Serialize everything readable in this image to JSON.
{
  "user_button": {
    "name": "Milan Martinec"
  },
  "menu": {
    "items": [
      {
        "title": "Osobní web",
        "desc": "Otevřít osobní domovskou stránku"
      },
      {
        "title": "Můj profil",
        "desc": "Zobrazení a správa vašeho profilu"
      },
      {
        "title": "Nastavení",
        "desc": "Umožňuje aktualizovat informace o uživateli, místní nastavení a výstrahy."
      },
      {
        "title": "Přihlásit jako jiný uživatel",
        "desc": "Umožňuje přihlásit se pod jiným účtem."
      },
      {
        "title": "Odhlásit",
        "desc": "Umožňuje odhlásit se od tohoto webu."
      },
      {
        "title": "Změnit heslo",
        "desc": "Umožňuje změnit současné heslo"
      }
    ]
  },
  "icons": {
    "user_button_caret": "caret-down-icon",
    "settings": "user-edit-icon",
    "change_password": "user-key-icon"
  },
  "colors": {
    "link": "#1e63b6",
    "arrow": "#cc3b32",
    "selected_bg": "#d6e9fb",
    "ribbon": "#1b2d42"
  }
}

----

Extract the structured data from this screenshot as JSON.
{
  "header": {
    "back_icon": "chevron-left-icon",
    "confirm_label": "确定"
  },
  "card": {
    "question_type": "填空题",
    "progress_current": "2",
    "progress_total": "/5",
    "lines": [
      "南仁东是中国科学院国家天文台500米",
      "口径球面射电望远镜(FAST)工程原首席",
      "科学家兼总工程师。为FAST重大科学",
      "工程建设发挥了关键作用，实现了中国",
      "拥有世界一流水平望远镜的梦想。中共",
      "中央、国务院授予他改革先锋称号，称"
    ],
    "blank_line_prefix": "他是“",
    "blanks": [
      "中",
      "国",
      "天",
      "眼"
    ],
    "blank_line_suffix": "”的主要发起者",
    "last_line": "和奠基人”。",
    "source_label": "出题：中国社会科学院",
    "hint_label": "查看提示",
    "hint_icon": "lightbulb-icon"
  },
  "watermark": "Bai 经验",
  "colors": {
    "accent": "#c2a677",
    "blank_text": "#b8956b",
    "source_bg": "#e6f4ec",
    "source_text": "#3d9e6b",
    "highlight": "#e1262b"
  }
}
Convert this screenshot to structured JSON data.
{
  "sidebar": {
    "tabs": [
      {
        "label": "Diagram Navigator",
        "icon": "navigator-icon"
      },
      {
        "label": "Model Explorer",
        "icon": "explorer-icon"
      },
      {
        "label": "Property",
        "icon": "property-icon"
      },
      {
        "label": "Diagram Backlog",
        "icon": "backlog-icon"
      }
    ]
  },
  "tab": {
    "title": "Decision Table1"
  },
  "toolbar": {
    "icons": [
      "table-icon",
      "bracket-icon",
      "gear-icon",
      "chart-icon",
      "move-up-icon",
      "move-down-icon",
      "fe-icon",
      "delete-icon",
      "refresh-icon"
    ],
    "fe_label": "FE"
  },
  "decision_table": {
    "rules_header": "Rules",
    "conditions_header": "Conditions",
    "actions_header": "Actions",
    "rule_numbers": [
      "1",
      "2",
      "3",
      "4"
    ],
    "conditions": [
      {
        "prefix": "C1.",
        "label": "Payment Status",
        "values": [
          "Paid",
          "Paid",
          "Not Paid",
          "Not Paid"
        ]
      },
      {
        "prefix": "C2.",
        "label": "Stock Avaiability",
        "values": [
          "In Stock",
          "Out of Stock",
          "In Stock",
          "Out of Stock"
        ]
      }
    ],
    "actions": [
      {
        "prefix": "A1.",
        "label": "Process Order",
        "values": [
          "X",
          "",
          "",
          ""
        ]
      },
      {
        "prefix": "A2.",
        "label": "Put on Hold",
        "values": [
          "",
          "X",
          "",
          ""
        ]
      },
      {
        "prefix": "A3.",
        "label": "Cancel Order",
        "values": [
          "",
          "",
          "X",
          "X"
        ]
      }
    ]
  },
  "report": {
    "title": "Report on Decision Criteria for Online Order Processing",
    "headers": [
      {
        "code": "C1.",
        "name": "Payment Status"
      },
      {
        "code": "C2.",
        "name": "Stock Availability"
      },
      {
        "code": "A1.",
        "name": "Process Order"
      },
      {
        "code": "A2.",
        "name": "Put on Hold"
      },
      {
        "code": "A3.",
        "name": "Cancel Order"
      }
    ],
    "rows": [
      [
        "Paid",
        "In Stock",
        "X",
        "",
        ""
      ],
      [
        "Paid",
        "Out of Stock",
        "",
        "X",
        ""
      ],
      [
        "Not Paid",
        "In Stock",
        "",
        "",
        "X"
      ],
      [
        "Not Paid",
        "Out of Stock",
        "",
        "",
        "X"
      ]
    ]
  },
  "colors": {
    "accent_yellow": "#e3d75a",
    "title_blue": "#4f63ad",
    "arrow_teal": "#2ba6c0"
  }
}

----

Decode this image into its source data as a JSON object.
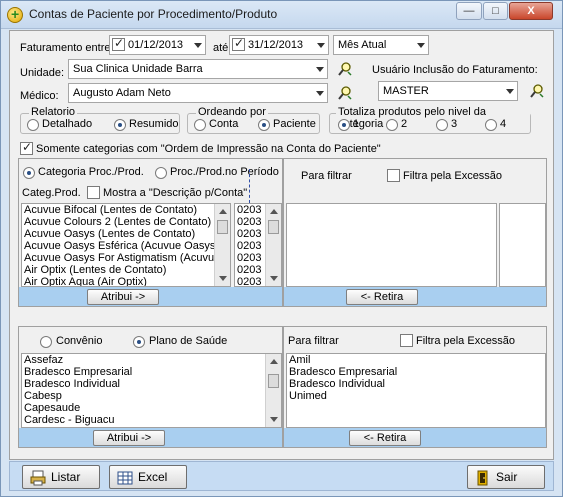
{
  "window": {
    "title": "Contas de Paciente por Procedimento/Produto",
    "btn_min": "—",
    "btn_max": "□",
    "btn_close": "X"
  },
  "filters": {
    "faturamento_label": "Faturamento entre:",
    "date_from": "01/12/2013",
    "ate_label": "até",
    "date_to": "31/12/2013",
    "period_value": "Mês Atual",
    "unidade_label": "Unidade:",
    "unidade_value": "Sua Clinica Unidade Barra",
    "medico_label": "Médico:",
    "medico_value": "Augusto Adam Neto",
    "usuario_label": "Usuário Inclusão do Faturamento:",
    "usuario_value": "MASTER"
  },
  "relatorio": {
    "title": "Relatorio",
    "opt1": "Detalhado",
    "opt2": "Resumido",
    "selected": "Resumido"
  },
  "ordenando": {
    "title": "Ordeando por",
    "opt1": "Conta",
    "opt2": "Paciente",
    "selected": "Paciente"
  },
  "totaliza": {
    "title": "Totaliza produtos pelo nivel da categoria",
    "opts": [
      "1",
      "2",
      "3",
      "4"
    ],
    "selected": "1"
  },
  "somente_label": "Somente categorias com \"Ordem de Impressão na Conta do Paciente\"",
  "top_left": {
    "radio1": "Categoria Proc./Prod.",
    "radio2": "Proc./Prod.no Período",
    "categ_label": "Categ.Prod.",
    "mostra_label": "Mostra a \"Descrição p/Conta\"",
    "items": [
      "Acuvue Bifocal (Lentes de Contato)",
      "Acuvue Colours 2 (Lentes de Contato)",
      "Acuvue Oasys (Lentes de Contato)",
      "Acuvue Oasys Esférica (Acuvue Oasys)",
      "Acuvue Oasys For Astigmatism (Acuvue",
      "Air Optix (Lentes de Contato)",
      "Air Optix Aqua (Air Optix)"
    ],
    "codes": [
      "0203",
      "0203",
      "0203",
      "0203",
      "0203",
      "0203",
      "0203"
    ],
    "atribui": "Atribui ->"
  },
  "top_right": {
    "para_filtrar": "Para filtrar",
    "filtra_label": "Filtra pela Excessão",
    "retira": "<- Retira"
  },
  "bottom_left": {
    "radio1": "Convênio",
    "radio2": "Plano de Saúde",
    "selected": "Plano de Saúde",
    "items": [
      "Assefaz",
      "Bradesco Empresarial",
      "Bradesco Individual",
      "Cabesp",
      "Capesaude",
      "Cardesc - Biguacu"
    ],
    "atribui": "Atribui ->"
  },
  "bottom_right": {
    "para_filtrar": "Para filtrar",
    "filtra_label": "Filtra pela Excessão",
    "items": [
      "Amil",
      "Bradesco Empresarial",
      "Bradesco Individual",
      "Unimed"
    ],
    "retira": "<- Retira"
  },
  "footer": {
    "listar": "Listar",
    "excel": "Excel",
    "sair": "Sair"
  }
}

----

● Work to complete
Pick out all lines from the data above in which the word "Umožňuje" appears.

● Written answer
        "desc": "Umožňuje aktualizovat informace o uživateli, místní nastavení a výstrahy."
        "desc": "Umožňuje přihlásit se pod jiným účtem."
        "desc": "Umožňuje odhlásit se od tohoto webu."
        "desc": "Umožňuje změnit současné heslo"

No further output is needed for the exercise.